* Task description
Each line that holds the word "JSON" is to be identified and copied.
--- Provided data ---
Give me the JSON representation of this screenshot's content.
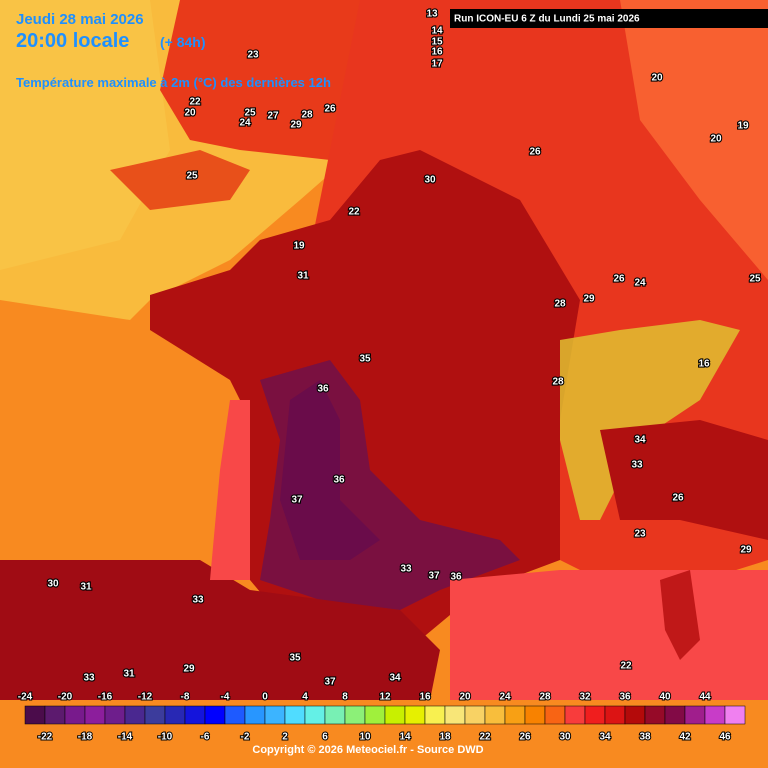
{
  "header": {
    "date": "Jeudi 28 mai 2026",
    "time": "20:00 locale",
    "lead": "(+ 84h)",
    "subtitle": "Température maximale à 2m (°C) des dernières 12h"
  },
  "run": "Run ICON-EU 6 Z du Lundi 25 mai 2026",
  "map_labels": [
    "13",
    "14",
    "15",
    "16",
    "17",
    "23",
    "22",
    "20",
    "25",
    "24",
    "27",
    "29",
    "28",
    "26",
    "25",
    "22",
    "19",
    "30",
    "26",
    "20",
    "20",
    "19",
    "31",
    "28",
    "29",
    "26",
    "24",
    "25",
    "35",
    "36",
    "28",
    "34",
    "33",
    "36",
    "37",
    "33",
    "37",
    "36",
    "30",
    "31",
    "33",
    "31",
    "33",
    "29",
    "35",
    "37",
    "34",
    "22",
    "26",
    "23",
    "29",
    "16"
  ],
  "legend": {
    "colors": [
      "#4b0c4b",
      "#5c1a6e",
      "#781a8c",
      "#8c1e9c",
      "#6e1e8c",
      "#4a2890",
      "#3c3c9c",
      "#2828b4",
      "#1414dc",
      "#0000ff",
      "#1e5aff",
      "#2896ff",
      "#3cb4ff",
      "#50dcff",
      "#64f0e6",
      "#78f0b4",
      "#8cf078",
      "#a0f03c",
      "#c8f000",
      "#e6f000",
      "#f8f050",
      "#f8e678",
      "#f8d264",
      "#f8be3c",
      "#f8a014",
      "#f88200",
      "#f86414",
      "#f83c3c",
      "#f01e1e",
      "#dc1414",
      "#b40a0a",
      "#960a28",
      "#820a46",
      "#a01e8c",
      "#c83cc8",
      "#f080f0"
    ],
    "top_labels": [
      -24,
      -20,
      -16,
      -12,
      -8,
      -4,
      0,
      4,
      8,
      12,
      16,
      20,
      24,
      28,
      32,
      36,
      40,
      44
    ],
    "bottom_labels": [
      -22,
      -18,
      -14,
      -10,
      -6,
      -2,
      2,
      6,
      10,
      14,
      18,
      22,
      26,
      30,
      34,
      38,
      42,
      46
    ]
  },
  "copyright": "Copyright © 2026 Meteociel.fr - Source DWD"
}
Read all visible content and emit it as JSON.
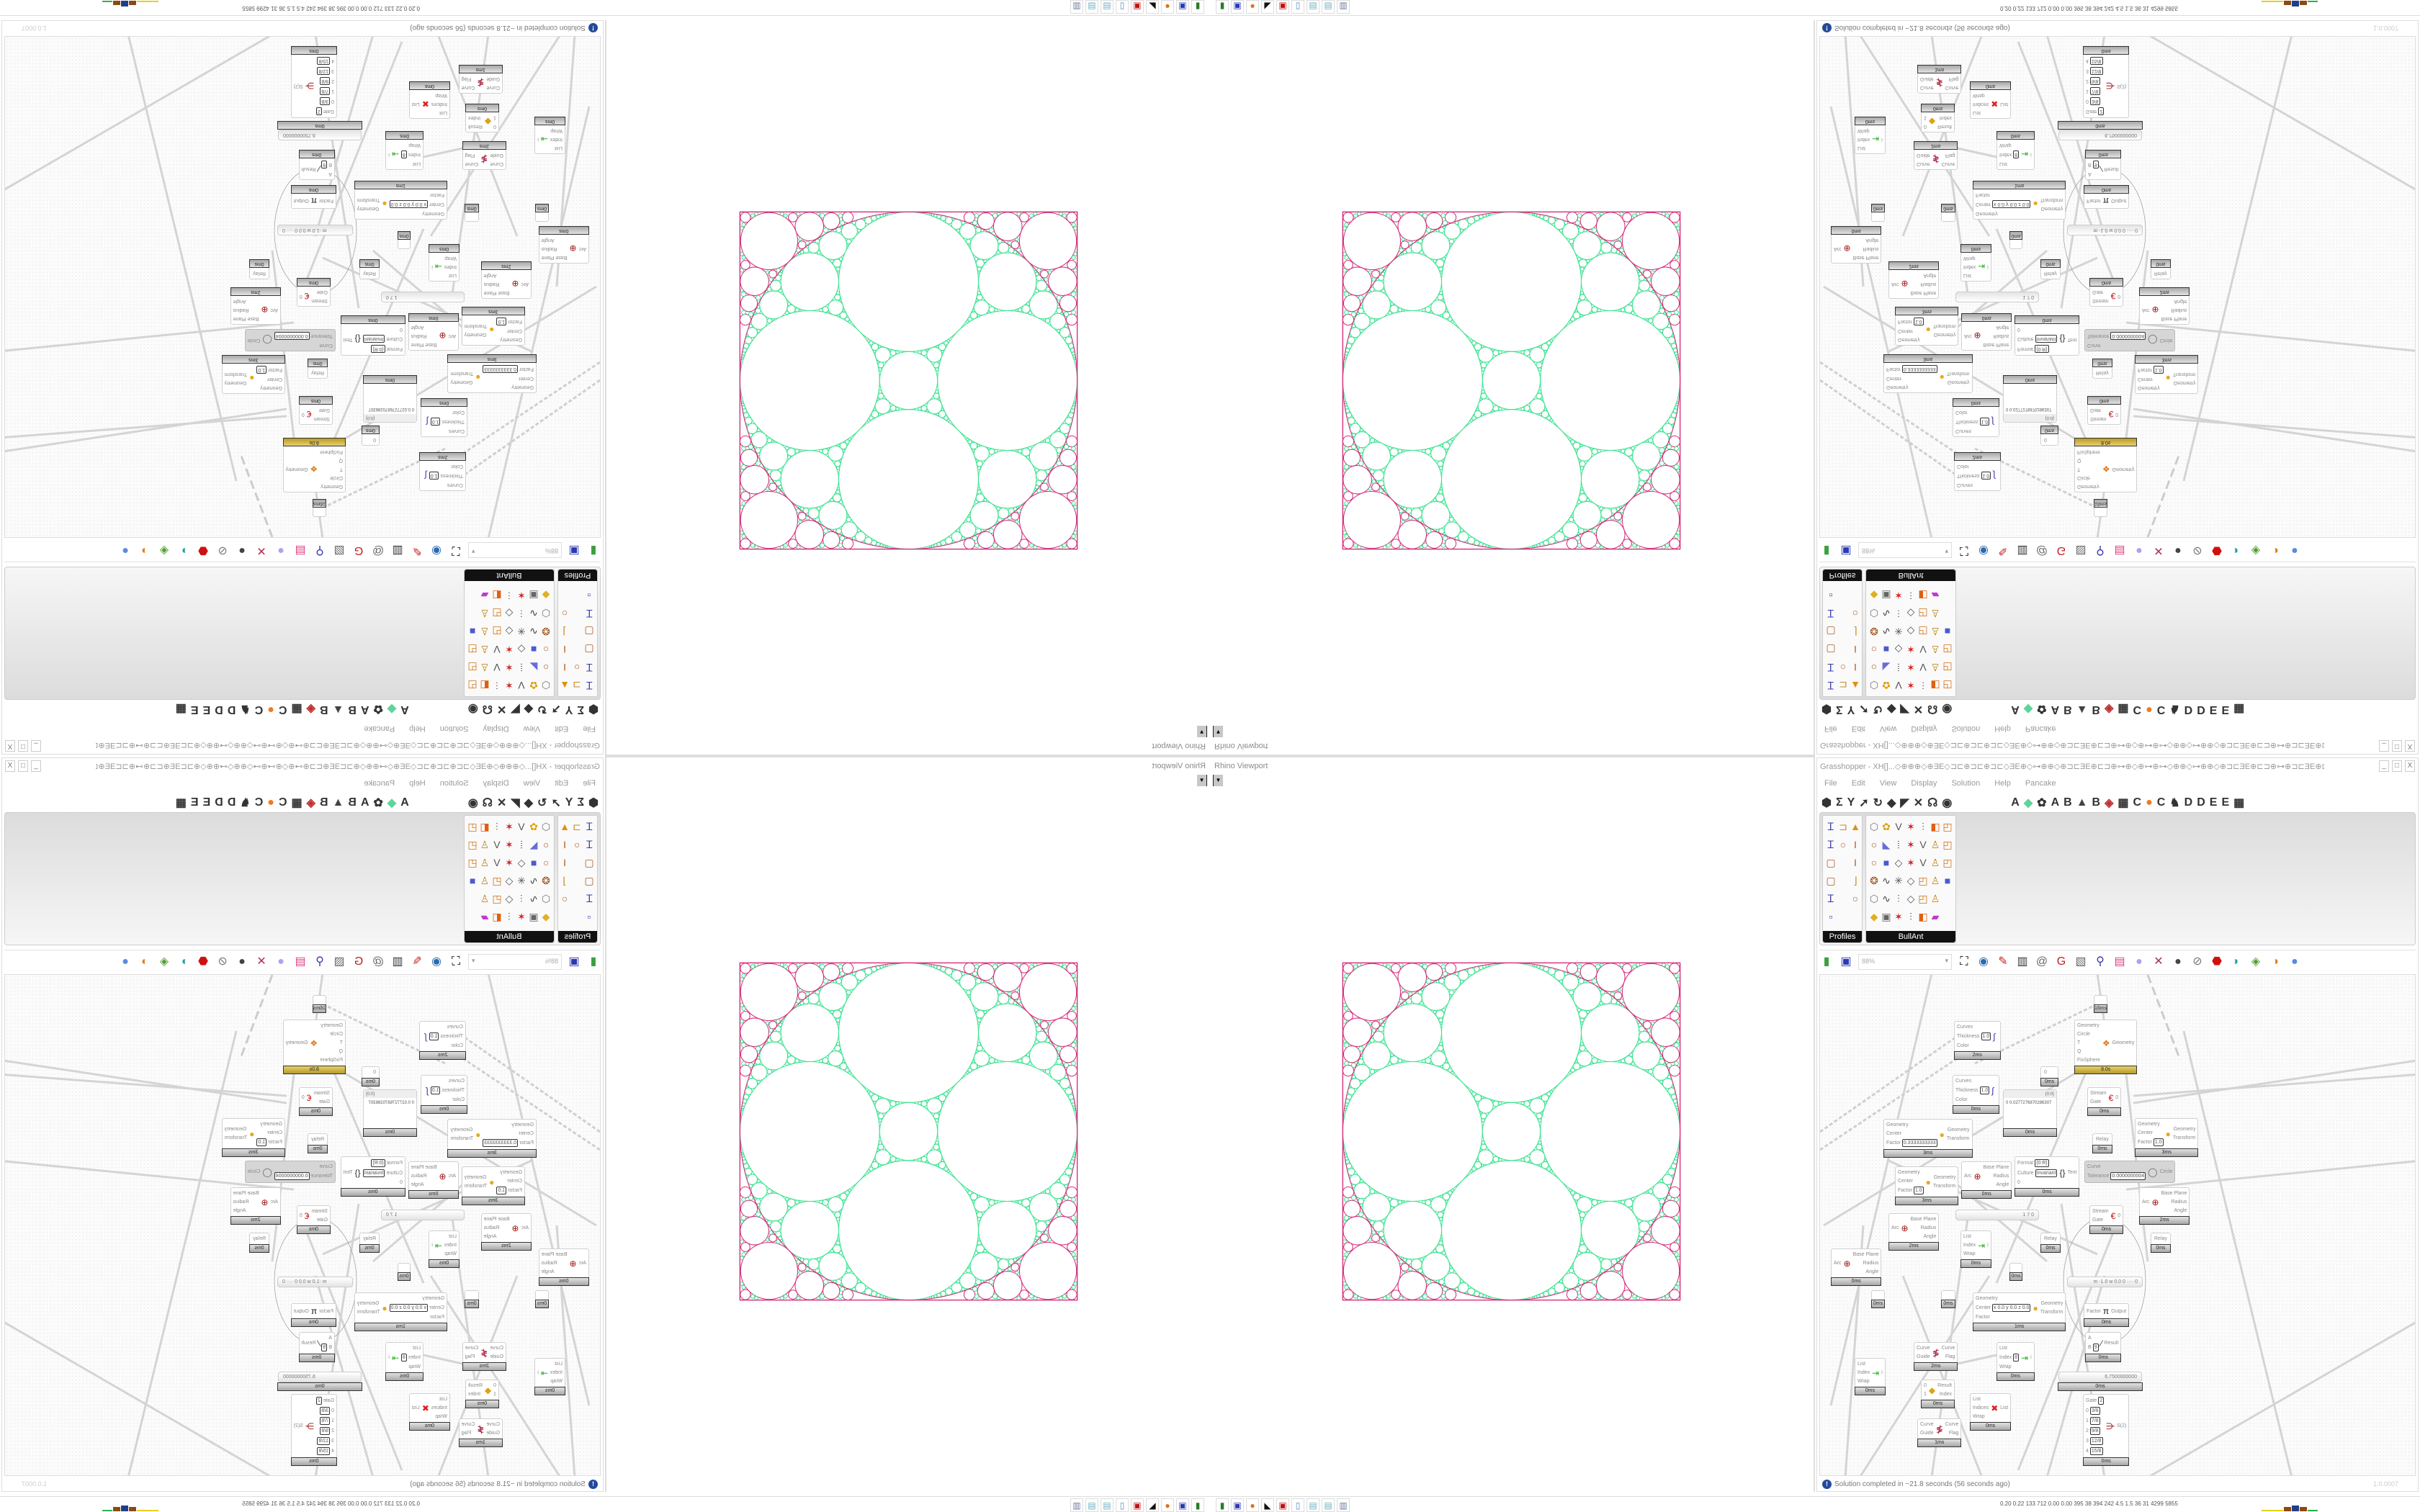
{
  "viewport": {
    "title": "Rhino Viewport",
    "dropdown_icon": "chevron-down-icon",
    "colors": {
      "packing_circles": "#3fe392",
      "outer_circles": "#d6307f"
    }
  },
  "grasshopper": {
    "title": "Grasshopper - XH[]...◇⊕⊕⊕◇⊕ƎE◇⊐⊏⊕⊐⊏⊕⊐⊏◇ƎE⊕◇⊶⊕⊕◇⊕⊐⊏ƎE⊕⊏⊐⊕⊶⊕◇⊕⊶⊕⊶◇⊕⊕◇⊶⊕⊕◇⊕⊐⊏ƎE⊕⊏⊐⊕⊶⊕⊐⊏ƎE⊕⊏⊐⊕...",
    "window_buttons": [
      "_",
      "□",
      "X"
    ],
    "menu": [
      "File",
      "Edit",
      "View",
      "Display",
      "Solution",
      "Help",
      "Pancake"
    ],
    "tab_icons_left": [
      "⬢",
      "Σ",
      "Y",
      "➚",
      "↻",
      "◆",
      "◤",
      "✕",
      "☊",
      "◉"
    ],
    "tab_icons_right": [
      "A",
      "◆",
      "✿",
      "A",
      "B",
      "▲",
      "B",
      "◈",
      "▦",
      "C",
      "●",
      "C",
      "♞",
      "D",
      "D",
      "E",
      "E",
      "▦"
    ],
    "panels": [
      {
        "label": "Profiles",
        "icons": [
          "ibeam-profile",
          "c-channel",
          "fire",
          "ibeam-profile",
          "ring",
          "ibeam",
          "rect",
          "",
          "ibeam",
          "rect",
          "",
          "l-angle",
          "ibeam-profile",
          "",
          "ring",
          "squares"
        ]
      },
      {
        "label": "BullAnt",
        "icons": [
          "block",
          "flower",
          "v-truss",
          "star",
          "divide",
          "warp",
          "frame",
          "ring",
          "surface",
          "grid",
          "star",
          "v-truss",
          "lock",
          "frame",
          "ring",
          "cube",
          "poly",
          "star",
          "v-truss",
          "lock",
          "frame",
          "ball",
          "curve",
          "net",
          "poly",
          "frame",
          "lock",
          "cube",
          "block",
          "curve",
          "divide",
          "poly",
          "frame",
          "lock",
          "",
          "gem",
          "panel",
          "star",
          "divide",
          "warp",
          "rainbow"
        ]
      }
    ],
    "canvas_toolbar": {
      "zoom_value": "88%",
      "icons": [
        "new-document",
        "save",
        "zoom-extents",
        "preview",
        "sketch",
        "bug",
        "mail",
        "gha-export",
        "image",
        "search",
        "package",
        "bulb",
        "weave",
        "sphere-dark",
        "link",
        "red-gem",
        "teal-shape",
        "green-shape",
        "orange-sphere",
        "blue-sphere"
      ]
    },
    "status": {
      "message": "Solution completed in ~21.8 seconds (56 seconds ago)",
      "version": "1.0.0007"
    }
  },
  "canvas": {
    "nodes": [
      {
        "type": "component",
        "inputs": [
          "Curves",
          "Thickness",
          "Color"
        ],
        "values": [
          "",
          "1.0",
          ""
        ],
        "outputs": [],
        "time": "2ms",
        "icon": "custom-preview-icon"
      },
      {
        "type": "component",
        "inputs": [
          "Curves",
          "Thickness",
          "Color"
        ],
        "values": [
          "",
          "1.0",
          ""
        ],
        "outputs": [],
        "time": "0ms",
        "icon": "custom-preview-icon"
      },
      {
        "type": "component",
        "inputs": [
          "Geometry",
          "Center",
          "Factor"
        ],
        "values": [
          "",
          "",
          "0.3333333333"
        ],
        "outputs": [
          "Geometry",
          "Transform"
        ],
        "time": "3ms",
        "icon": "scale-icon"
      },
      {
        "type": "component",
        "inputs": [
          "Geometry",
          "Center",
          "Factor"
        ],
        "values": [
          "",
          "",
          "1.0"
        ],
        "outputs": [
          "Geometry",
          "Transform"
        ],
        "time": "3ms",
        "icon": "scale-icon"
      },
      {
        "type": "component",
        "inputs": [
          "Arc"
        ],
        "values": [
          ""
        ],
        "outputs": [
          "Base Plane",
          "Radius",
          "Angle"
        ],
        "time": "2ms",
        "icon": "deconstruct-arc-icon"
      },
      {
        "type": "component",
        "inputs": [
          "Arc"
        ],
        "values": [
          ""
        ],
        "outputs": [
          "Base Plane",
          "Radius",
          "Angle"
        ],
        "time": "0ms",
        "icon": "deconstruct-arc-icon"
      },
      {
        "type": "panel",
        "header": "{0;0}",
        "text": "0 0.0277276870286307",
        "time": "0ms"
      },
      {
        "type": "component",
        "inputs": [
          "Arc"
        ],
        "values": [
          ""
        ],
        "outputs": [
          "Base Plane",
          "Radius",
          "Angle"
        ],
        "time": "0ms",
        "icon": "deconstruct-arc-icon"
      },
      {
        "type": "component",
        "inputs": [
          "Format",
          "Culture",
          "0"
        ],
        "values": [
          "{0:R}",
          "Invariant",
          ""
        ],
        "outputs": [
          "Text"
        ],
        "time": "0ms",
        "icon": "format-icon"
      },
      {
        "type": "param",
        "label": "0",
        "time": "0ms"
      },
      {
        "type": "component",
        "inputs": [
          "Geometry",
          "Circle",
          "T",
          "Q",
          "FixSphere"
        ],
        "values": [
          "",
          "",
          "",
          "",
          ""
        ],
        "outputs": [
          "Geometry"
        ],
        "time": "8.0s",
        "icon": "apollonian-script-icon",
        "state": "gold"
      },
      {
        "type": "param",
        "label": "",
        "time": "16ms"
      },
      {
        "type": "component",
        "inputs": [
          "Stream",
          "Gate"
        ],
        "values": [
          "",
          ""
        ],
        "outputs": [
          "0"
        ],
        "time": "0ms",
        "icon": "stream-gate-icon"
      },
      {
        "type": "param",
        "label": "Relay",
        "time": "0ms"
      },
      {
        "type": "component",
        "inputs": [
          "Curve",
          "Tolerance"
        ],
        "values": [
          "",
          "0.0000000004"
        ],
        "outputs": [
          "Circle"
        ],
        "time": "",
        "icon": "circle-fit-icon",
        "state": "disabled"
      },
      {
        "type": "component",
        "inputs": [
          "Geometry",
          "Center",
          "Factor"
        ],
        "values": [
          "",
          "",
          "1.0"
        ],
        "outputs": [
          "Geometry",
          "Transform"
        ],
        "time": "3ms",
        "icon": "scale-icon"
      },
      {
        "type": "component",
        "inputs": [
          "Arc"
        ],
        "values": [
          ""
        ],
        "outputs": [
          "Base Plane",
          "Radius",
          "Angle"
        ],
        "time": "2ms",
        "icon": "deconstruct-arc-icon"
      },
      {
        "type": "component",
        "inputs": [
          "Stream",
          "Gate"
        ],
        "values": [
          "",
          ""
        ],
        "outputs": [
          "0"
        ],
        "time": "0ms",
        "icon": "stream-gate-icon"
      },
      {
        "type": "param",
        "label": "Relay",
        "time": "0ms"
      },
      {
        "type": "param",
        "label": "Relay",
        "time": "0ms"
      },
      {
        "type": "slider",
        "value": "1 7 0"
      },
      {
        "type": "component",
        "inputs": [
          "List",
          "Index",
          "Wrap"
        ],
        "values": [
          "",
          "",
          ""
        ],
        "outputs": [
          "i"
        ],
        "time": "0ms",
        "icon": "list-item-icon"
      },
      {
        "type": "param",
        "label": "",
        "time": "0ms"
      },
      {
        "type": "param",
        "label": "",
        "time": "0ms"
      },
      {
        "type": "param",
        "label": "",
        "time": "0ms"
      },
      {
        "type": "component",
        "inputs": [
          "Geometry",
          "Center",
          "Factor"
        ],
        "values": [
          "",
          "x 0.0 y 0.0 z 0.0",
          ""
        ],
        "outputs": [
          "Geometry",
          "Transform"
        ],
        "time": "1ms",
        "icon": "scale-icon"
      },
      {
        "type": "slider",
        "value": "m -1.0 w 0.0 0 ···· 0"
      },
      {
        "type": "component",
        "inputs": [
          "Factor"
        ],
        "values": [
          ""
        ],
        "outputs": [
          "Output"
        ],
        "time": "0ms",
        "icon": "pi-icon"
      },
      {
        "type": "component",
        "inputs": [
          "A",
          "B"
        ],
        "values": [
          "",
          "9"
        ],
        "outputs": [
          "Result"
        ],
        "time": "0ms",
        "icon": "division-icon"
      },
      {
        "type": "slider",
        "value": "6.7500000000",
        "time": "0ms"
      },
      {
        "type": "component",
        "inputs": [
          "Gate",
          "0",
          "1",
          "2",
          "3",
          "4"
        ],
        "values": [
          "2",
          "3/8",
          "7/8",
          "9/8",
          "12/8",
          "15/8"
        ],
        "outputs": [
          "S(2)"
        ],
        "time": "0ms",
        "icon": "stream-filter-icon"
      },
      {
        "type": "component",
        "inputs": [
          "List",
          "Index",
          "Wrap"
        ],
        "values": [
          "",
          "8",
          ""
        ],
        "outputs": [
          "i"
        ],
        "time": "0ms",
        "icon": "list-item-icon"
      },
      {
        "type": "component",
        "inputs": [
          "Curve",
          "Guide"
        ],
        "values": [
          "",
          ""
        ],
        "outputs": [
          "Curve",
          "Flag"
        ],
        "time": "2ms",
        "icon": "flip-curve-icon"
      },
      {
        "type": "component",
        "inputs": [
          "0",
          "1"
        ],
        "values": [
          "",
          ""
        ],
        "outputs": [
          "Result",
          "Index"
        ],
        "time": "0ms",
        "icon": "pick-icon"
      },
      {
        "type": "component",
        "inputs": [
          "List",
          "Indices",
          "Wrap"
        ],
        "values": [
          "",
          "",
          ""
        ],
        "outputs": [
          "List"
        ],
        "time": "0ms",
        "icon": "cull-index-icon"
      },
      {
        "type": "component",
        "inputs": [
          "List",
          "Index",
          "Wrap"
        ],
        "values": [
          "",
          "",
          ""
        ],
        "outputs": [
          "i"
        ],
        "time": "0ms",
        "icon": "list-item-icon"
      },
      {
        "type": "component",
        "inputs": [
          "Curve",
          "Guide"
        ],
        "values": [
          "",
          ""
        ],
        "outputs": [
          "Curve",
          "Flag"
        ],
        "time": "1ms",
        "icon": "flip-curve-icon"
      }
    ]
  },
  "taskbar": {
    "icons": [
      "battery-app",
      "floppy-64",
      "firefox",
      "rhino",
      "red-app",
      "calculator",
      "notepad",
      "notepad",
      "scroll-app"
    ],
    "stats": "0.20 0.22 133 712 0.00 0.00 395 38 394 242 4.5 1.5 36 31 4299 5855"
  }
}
---
* The result
Give me the JSON representation of this screenshot's content.
Read all visible content and emit it as JSON.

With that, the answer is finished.